• [GIVEN EXERCISE] Across the material below, how many lines contain the word "보유비중"? Give only the number.

• [LISTED RECORDS]
>>>>>

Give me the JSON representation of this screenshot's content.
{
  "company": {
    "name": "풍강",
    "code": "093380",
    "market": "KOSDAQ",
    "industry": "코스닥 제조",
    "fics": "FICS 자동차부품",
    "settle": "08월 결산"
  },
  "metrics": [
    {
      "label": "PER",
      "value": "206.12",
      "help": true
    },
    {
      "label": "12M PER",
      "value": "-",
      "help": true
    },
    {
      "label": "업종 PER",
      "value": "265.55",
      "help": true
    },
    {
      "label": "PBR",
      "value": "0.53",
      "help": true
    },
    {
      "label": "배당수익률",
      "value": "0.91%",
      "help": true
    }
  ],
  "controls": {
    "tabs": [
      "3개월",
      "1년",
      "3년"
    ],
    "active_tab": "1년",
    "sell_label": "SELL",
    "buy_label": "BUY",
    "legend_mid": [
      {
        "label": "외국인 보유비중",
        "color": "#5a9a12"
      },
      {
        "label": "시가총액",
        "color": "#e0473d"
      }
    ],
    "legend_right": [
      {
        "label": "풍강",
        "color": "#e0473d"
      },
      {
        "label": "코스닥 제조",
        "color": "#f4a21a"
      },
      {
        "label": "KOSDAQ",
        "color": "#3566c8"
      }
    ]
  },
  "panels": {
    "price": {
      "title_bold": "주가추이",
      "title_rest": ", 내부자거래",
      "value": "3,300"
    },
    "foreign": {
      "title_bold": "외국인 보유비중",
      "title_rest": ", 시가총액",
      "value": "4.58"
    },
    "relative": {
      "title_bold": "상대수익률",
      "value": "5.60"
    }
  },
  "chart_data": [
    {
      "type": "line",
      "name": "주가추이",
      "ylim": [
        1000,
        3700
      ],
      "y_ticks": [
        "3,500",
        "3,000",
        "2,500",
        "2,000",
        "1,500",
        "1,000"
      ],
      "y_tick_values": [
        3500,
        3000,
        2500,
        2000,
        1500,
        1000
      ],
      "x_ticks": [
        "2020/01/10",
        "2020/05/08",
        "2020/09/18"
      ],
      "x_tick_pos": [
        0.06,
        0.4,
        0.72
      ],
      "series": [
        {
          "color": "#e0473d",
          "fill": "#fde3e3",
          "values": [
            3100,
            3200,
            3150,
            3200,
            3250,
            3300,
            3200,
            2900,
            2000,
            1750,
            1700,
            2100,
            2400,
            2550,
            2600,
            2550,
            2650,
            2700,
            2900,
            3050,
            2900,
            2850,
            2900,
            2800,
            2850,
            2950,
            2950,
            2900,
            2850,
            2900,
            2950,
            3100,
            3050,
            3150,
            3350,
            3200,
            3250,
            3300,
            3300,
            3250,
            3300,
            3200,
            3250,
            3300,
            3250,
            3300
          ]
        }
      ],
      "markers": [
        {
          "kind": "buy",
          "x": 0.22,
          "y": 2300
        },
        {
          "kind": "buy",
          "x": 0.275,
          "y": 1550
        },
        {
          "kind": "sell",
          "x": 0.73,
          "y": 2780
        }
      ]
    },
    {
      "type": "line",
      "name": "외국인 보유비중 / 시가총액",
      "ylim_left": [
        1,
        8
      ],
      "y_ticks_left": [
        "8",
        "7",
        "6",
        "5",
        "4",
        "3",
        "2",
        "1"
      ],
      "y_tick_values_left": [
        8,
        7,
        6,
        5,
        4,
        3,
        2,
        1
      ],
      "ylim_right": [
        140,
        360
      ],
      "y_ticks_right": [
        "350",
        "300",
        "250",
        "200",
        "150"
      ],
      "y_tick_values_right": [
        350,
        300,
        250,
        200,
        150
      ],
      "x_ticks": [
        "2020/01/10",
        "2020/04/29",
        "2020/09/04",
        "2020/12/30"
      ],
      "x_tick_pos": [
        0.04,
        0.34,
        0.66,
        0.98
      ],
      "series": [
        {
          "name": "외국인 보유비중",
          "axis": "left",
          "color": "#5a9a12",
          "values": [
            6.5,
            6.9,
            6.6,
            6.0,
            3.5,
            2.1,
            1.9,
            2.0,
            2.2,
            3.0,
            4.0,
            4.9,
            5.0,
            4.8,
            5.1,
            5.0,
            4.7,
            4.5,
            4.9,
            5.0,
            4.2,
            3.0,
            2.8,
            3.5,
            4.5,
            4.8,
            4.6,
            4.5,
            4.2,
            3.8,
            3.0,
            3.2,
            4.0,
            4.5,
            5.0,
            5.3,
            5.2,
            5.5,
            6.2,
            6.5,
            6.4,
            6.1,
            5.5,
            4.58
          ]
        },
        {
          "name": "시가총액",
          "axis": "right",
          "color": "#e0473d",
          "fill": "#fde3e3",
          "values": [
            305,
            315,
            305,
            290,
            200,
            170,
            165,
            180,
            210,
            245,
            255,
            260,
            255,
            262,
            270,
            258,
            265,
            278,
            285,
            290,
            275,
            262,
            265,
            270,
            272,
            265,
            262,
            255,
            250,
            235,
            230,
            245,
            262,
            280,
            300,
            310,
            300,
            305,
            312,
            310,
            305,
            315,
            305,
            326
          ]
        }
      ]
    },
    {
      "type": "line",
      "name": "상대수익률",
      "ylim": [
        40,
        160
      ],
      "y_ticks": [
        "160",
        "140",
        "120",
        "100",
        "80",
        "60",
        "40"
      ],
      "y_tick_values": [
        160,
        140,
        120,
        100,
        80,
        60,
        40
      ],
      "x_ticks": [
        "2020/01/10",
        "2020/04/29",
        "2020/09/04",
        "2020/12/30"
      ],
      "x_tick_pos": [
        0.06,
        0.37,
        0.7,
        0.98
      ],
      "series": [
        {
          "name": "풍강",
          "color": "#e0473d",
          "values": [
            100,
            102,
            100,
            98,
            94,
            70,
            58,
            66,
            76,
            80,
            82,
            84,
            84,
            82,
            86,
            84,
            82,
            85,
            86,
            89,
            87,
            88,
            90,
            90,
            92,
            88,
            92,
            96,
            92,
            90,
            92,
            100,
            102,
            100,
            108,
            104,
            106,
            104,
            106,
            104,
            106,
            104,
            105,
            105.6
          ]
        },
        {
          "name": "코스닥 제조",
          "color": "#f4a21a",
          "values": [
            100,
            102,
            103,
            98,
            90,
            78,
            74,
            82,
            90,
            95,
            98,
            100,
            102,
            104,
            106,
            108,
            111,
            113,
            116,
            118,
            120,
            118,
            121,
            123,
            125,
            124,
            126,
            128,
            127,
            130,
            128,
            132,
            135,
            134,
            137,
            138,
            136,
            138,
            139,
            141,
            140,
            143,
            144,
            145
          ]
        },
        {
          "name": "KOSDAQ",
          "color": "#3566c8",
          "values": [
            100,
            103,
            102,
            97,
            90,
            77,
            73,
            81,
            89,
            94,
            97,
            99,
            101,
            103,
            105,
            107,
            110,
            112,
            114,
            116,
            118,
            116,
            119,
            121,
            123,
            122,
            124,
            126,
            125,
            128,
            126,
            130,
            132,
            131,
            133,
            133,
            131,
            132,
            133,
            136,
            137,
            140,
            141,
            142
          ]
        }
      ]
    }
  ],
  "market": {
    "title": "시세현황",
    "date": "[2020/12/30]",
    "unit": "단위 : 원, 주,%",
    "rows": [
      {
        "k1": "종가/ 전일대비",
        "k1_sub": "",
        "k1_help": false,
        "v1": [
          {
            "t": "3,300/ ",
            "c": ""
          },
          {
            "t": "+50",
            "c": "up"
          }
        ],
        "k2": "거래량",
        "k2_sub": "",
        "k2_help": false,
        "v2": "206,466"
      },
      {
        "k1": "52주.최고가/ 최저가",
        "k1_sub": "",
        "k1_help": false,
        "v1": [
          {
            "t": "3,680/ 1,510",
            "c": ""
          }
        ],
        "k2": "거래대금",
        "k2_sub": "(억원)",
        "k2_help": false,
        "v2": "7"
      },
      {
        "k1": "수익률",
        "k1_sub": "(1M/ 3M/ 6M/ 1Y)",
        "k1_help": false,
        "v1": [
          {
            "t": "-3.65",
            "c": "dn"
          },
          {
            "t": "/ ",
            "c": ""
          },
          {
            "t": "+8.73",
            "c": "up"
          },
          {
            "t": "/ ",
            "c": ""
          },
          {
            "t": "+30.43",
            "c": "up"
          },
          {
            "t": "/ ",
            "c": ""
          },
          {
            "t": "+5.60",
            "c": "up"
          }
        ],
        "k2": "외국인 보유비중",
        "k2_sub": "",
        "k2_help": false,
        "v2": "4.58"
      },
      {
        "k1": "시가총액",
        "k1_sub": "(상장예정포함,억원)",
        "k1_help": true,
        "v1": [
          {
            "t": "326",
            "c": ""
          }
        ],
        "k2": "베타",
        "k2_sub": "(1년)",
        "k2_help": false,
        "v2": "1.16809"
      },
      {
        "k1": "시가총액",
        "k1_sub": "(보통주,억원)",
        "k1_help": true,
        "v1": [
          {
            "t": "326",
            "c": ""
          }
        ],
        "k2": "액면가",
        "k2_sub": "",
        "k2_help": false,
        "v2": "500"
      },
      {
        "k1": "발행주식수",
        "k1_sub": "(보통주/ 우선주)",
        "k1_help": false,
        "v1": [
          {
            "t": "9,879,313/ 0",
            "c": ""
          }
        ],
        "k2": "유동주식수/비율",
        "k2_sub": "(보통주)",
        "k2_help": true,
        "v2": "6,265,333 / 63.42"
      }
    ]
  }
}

<<<<<

• [FINAL ANSWER] 5